*WHAT TO DO:*
Output the data exactly, with every line intact.

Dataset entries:
***

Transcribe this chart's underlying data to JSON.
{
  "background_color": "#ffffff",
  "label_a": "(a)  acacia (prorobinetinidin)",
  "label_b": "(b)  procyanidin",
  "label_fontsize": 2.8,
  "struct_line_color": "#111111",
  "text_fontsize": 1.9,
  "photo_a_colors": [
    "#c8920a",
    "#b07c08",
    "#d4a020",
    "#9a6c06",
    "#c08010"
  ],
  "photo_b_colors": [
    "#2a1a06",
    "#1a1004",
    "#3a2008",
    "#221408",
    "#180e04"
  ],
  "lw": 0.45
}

***

*EXERCISE RESULT:*
Transcribe this chart's underlying data to JSON.
{
  "background_color": "#ffffff",
  "label_a": "(a)  acacia (prorobinetinidin)",
  "label_b": "(b)  procyanidin",
  "label_fontsize": 2.8,
  "struct_line_color": "#111111",
  "text_fontsize": 1.9,
  "photo_a_colors": [
    "#c8920a",
    "#b07c08",
    "#d4a020",
    "#9a6c06",
    "#c08010"
  ],
  "photo_b_colors": [
    "#2a1a06",
    "#1a1004",
    "#3a2008",
    "#221408",
    "#180e04"
  ],
  "lw": 0.45
}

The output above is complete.